> [YOUR INSTRUCTIONS]
Copy out lines with the word "Stadtsekretär" from the material that follows.

# # # #

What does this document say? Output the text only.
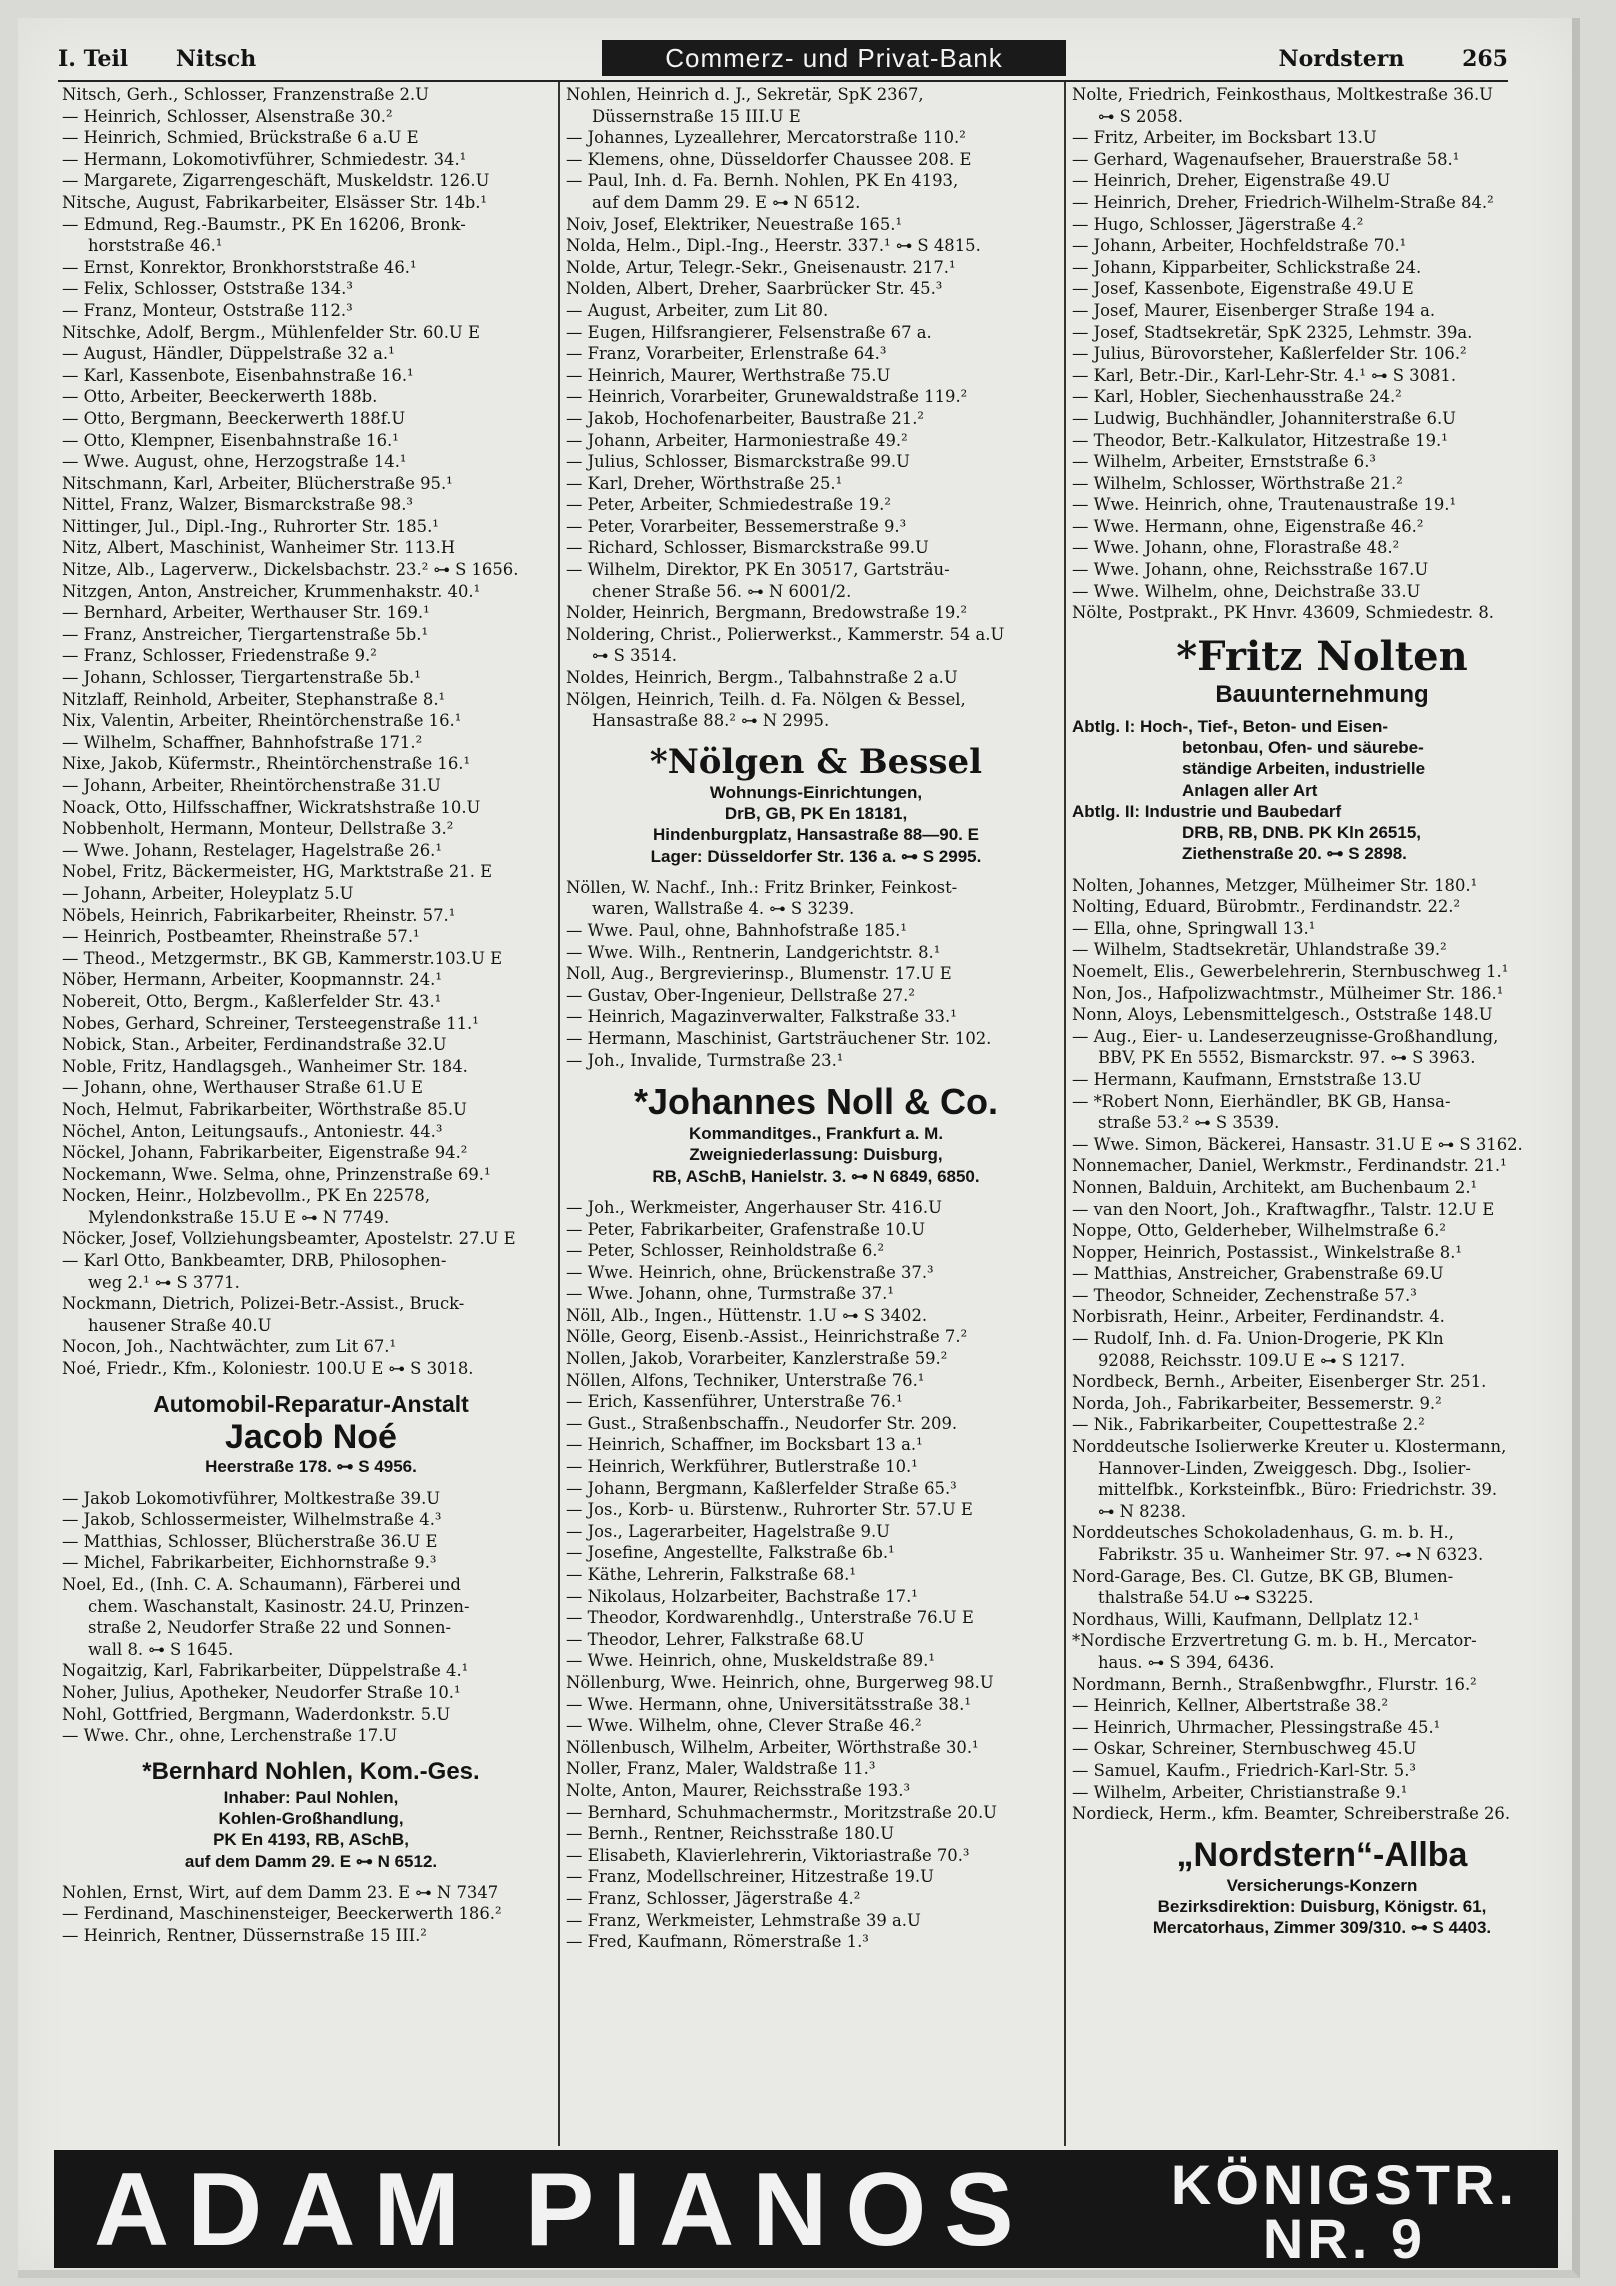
I. Teil Nitsch	Commerz- und Privat-Bank	Nordstern	265
Nitsch, Gerh., Schlosser, Franzenstraße 2.U
— Heinrich, Schlosser, Alsenstraße 30.²
— Heinrich, Schmied, Brückstraße 6 a.U E
— Hermann, Lokomotivführer, Schmiedestr. 34.¹
— Margarete, Zigarrengeschäft, Muskeldstr. 126.U
Nitsche, August, Fabrikarbeiter, Elsässer Str. 14b.¹
— Edmund, Reg.-Baumstr., PK En 16206, Bronk-
horststraße 46.¹
— Ernst, Konrektor, Bronkhorststraße 46.¹
— Felix, Schlosser, Oststraße 134.³
— Franz, Monteur, Oststraße 112.³
Nitschke, Adolf, Bergm., Mühlenfelder Str. 60.U E
— August, Händler, Düppelstraße 32 a.¹
— Karl, Kassenbote, Eisenbahnstraße 16.¹
— Otto, Arbeiter, Beeckerwerth 188b.
— Otto, Bergmann, Beeckerwerth 188f.U
— Otto, Klempner, Eisenbahnstraße 16.¹
— Wwe. August, ohne, Herzogstraße 14.¹
Nitschmann, Karl, Arbeiter, Blücherstraße 95.¹
Nittel, Franz, Walzer, Bismarckstraße 98.³
Nittinger, Jul., Dipl.-Ing., Ruhrorter Str. 185.¹
Nitz, Albert, Maschinist, Wanheimer Str. 113.H
Nitze, Alb., Lagerverw., Dickelsbachstr. 23.² ⊶ S 1656.
Nitzgen, Anton, Anstreicher, Krummenhakstr. 40.¹
— Bernhard, Arbeiter, Werthauser Str. 169.¹
— Franz, Anstreicher, Tiergartenstraße 5b.¹
— Franz, Schlosser, Friedenstraße 9.²
— Johann, Schlosser, Tiergartenstraße 5b.¹
Nitzlaff, Reinhold, Arbeiter, Stephanstraße 8.¹
Nix, Valentin, Arbeiter, Rheintörchenstraße 16.¹
— Wilhelm, Schaffner, Bahnhofstraße 171.²
Nixe, Jakob, Küfermstr., Rheintörchenstraße 16.¹
— Johann, Arbeiter, Rheintörchenstraße 31.U
Noack, Otto, Hilfsschaffner, Wickratshstraße 10.U
Nobbenholt, Hermann, Monteur, Dellstraße 3.²
— Wwe. Johann, Restelager, Hagelstraße 26.¹
Nobel, Fritz, Bäckermeister, HG, Marktstraße 21. E
— Johann, Arbeiter, Holeyplatz 5.U
Nöbels, Heinrich, Fabrikarbeiter, Rheinstr. 57.¹
— Heinrich, Postbeamter, Rheinstraße 57.¹
— Theod., Metzgermstr., BK GB, Kammerstr.103.U E
Nöber, Hermann, Arbeiter, Koopmannstr. 24.¹
Nobereit, Otto, Bergm., Kaßlerfelder Str. 43.¹
Nobes, Gerhard, Schreiner, Tersteegenstraße 11.¹
Nobick, Stan., Arbeiter, Ferdinandstraße 32.U
Noble, Fritz, Handlagsgeh., Wanheimer Str. 184.
— Johann, ohne, Werthauser Straße 61.U E
Noch, Helmut, Fabrikarbeiter, Wörthstraße 85.U
Nöchel, Anton, Leitungsaufs., Antoniestr. 44.³
Nöckel, Johann, Fabrikarbeiter, Eigenstraße 94.²
Nockemann, Wwe. Selma, ohne, Prinzenstraße 69.¹
Nocken, Heinr., Holzbevollm., PK En 22578,
Mylendonkstraße 15.U E ⊶ N 7749.
Nöcker, Josef, Vollziehungsbeamter, Apostelstr. 27.U E
— Karl Otto, Bankbeamter, DRB, Philosophen-
weg 2.¹ ⊶ S 3771.
Nockmann, Dietrich, Polizei-Betr.-Assist., Bruck-
hausener Straße 40.U
Nocon, Joh., Nachtwächter, zum Lit 67.¹
Noé, Friedr., Kfm., Koloniestr. 100.U E ⊶ S 3018.
Automobil-Reparatur-Anstalt
Jacob Noé
Heerstraße 178. ⊶ S 4956.
— Jakob Lokomotivführer, Moltkestraße 39.U
— Jakob, Schlossermeister, Wilhelmstraße 4.³
— Matthias, Schlosser, Blücherstraße 36.U E
— Michel, Fabrikarbeiter, Eichhornstraße 9.³
Noel, Ed., (Inh. C. A. Schaumann), Färberei und
chem. Waschanstalt, Kasinostr. 24.U, Prinzen-
straße 2, Neudorfer Straße 22 und Sonnen-
wall 8. ⊶ S 1645.
Nogaitzig, Karl, Fabrikarbeiter, Düppelstraße 4.¹
Noher, Julius, Apotheker, Neudorfer Straße 10.¹
Nohl, Gottfried, Bergmann, Waderdonkstr. 5.U
— Wwe. Chr., ohne, Lerchenstraße 17.U
*Bernhard Nohlen, Kom.-Ges.
Inhaber: Paul Nohlen,
Kohlen-Großhandlung,
PK En 4193, RB, ASchB,
auf dem Damm 29. E ⊶ N 6512.
Nohlen, Ernst, Wirt, auf dem Damm 23. E ⊶ N 7347
— Ferdinand, Maschinensteiger, Beeckerwerth 186.²
— Heinrich, Rentner, Düssernstraße 15 III.²
Nohlen, Heinrich d. J., Sekretär, SpK 2367,
Düssernstraße 15 III.U E
— Johannes, Lyzeallehrer, Mercatorstraße 110.²
— Klemens, ohne, Düsseldorfer Chaussee 208. E
— Paul, Inh. d. Fa. Bernh. Nohlen, PK En 4193,
auf dem Damm 29. E ⊶ N 6512.
Noiv, Josef, Elektriker, Neuestraße 165.¹
Nolda, Helm., Dipl.-Ing., Heerstr. 337.¹ ⊶ S 4815.
Nolde, Artur, Telegr.-Sekr., Gneisenaustr. 217.¹
Nolden, Albert, Dreher, Saarbrücker Str. 45.³
— August, Arbeiter, zum Lit 80.
— Eugen, Hilfsrangierer, Felsenstraße 67 a.
— Franz, Vorarbeiter, Erlenstraße 64.³
— Heinrich, Maurer, Werthstraße 75.U
— Heinrich, Vorarbeiter, Grunewaldstraße 119.²
— Jakob, Hochofenarbeiter, Baustraße 21.²
— Johann, Arbeiter, Harmoniestraße 49.²
— Julius, Schlosser, Bismarckstraße 99.U
— Karl, Dreher, Wörthstraße 25.¹
— Peter, Arbeiter, Schmiedestraße 19.²
— Peter, Vorarbeiter, Bessemerstraße 9.³
— Richard, Schlosser, Bismarckstraße 99.U
— Wilhelm, Direktor, PK En 30517, Gartsträu-
chener Straße 56. ⊶ N 6001/2.
Nolder, Heinrich, Bergmann, Bredowstraße 19.²
Noldering, Christ., Polierwerkst., Kammerstr. 54 a.U
⊶ S 3514.
Noldes, Heinrich, Bergm., Talbahnstraße 2 a.U
Nölgen, Heinrich, Teilh. d. Fa. Nölgen & Bessel,
Hansastraße 88.² ⊶ N 2995.
*Nölgen & Bessel
Wohnungs-Einrichtungen,
DrB, GB, PK En 18181,
Hindenburgplatz, Hansastraße 88—90. E
Lager: Düsseldorfer Str. 136 a. ⊶ S 2995.
Nöllen, W. Nachf., Inh.: Fritz Brinker, Feinkost-
waren, Wallstraße 4. ⊶ S 3239.
— Wwe. Paul, ohne, Bahnhofstraße 185.¹
— Wwe. Wilh., Rentnerin, Landgerichtstr. 8.¹
Noll, Aug., Bergrevierinsp., Blumenstr. 17.U E
— Gustav, Ober-Ingenieur, Dellstraße 27.²
— Heinrich, Magazinverwalter, Falkstraße 33.¹
— Hermann, Maschinist, Gartsträuchener Str. 102.
— Joh., Invalide, Turmstraße 23.¹
*Johannes Noll & Co.
Kommanditges., Frankfurt a. M.
Zweigniederlassung: Duisburg,
RB, ASchB, Hanielstr. 3. ⊶ N 6849, 6850.
— Joh., Werkmeister, Angerhauser Str. 416.U
— Peter, Fabrikarbeiter, Grafenstraße 10.U
— Peter, Schlosser, Reinholdstraße 6.²
— Wwe. Heinrich, ohne, Brückenstraße 37.³
— Wwe. Johann, ohne, Turmstraße 37.¹
Nöll, Alb., Ingen., Hüttenstr. 1.U ⊶ S 3402.
Nölle, Georg, Eisenb.-Assist., Heinrichstraße 7.²
Nollen, Jakob, Vorarbeiter, Kanzlerstraße 59.²
Nöllen, Alfons, Techniker, Unterstraße 76.¹
— Erich, Kassenführer, Unterstraße 76.¹
— Gust., Straßenbschaffn., Neudorfer Str. 209.
— Heinrich, Schaffner, im Bocksbart 13 a.¹
— Heinrich, Werkführer, Butlerstraße 10.¹
— Johann, Bergmann, Kaßlerfelder Straße 65.³
— Jos., Korb- u. Bürstenw., Ruhrorter Str. 57.U E
— Jos., Lagerarbeiter, Hagelstraße 9.U
— Josefine, Angestellte, Falkstraße 6b.¹
— Käthe, Lehrerin, Falkstraße 68.¹
— Nikolaus, Holzarbeiter, Bachstraße 17.¹
— Theodor, Kordwarenhdlg., Unterstraße 76.U E
— Theodor, Lehrer, Falkstraße 68.U
— Wwe. Heinrich, ohne, Muskeldstraße 89.¹
Nöllenburg, Wwe. Heinrich, ohne, Burgerweg 98.U
— Wwe. Hermann, ohne, Universitätsstraße 38.¹
— Wwe. Wilhelm, ohne, Clever Straße 46.²
Nöllenbusch, Wilhelm, Arbeiter, Wörthstraße 30.¹
Noller, Franz, Maler, Waldstraße 11.³
Nolte, Anton, Maurer, Reichsstraße 193.³
— Bernhard, Schuhmachermstr., Moritzstraße 20.U
— Bernh., Rentner, Reichsstraße 180.U
— Elisabeth, Klavierlehrerin, Viktoriastraße 70.³
— Franz, Modellschreiner, Hitzestraße 19.U
— Franz, Schlosser, Jägerstraße 4.²
— Franz, Werkmeister, Lehmstraße 39 a.U
— Fred, Kaufmann, Römerstraße 1.³
Nolte, Friedrich, Feinkosthaus, Moltkestraße 36.U
⊶ S 2058.
— Fritz, Arbeiter, im Bocksbart 13.U
— Gerhard, Wagenaufseher, Brauerstraße 58.¹
— Heinrich, Dreher, Eigenstraße 49.U
— Heinrich, Dreher, Friedrich-Wilhelm-Straße 84.²
— Hugo, Schlosser, Jägerstraße 4.²
— Johann, Arbeiter, Hochfeldstraße 70.¹
— Johann, Kipparbeiter, Schlickstraße 24.
— Josef, Kassenbote, Eigenstraße 49.U E
— Josef, Maurer, Eisenberger Straße 194 a.
— Josef, Stadtsekretär, SpK 2325, Lehmstr. 39a.
— Julius, Bürovorsteher, Kaßlerfelder Str. 106.²
— Karl, Betr.-Dir., Karl-Lehr-Str. 4.¹ ⊶ S 3081.
— Karl, Hobler, Siechenhausstraße 24.²
— Ludwig, Buchhändler, Johanniterstraße 6.U
— Theodor, Betr.-Kalkulator, Hitzestraße 19.¹
— Wilhelm, Arbeiter, Ernststraße 6.³
— Wilhelm, Schlosser, Wörthstraße 21.²
— Wwe. Heinrich, ohne, Trautenaustraße 19.¹
— Wwe. Hermann, ohne, Eigenstraße 46.²
— Wwe. Johann, ohne, Florastraße 48.²
— Wwe. Johann, ohne, Reichsstraße 167.U
— Wwe. Wilhelm, ohne, Deichstraße 33.U
Nölte, Postprakt., PK Hnvr. 43609, Schmiedestr. 8.
*Fritz Nolten
Bauunternehmung
Abtlg. I: Hoch-, Tief-, Beton- und Eisen-
betonbau, Ofen- und säurebe-
ständige Arbeiten, industrielle
Anlagen aller Art
Abtlg. II: Industrie und Baubedarf
DRB, RB, DNB. PK Kln 26515,
Ziethenstraße 20. ⊶ S 2898.
Nolten, Johannes, Metzger, Mülheimer Str. 180.¹
Nolting, Eduard, Bürobmtr., Ferdinandstr. 22.²
— Ella, ohne, Springwall 13.¹
— Wilhelm, Stadtsekretär, Uhlandstraße 39.²
Noemelt, Elis., Gewerbelehrerin, Sternbuschweg 1.¹
Non, Jos., Hafpolizwachtmstr., Mülheimer Str. 186.¹
Nonn, Aloys, Lebensmittelgesch., Oststraße 148.U
— Aug., Eier- u. Landeserzeugnisse-Großhandlung,
BBV, PK En 5552, Bismarckstr. 97. ⊶ S 3963.
— Hermann, Kaufmann, Ernststraße 13.U
— *Robert Nonn, Eierhändler, BK GB, Hansa-
straße 53.² ⊶ S 3539.
— Wwe. Simon, Bäckerei, Hansastr. 31.U E ⊶ S 3162.
Nonnemacher, Daniel, Werkmstr., Ferdinandstr. 21.¹
Nonnen, Balduin, Architekt, am Buchenbaum 2.¹
— van den Noort, Joh., Kraftwagfhr., Talstr. 12.U E
Noppe, Otto, Gelderheber, Wilhelmstraße 6.²
Nopper, Heinrich, Postassist., Winkelstraße 8.¹
— Matthias, Anstreicher, Grabenstraße 69.U
— Theodor, Schneider, Zechenstraße 57.³
Norbisrath, Heinr., Arbeiter, Ferdinandstr. 4.
— Rudolf, Inh. d. Fa. Union-Drogerie, PK Kln
92088, Reichsstr. 109.U E ⊶ S 1217.
Nordbeck, Bernh., Arbeiter, Eisenberger Str. 251.
Norda, Joh., Fabrikarbeiter, Bessemerstr. 9.²
— Nik., Fabrikarbeiter, Coupettestraße 2.²
Norddeutsche Isolierwerke Kreuter u. Klostermann,
Hannover-Linden, Zweiggesch. Dbg., Isolier-
mittelfbk., Korksteinfbk., Büro: Friedrichstr. 39.
⊶ N 8238.
Norddeutsches Schokoladenhaus, G. m. b. H.,
Fabrikstr. 35 u. Wanheimer Str. 97. ⊶ N 6323.
Nord-Garage, Bes. Cl. Gutze, BK GB, Blumen-
thalstraße 54.U ⊶ S3225.
Nordhaus, Willi, Kaufmann, Dellplatz 12.¹
*Nordische Erzvertretung G. m. b. H., Mercator-
haus. ⊶ S 394, 6436.
Nordmann, Bernh., Straßenbwgfhr., Flurstr. 16.²
— Heinrich, Kellner, Albertstraße 38.²
— Heinrich, Uhrmacher, Plessingstraße 45.¹
— Oskar, Schreiner, Sternbuschweg 45.U
— Samuel, Kaufm., Friedrich-Karl-Str. 5.³
— Wilhelm, Arbeiter, Christianstraße 9.¹
Nordieck, Herm., kfm. Beamter, Schreiberstraße 26.
„Nordstern“-Allba
Versicherungs-Konzern
Bezirksdirektion: Duisburg, Königstr. 61,
Mercatorhaus, Zimmer 309/310. ⊶ S 4403.
ADAM PIANOS KÖNIGSTR.
NR. 9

# # # #

> [WRITTEN RESPONSE]
— Josef, Stadtsekretär, SpK 2325, Lehmstr. 39a.
— Wilhelm, Stadtsekretär, Uhlandstraße 39.²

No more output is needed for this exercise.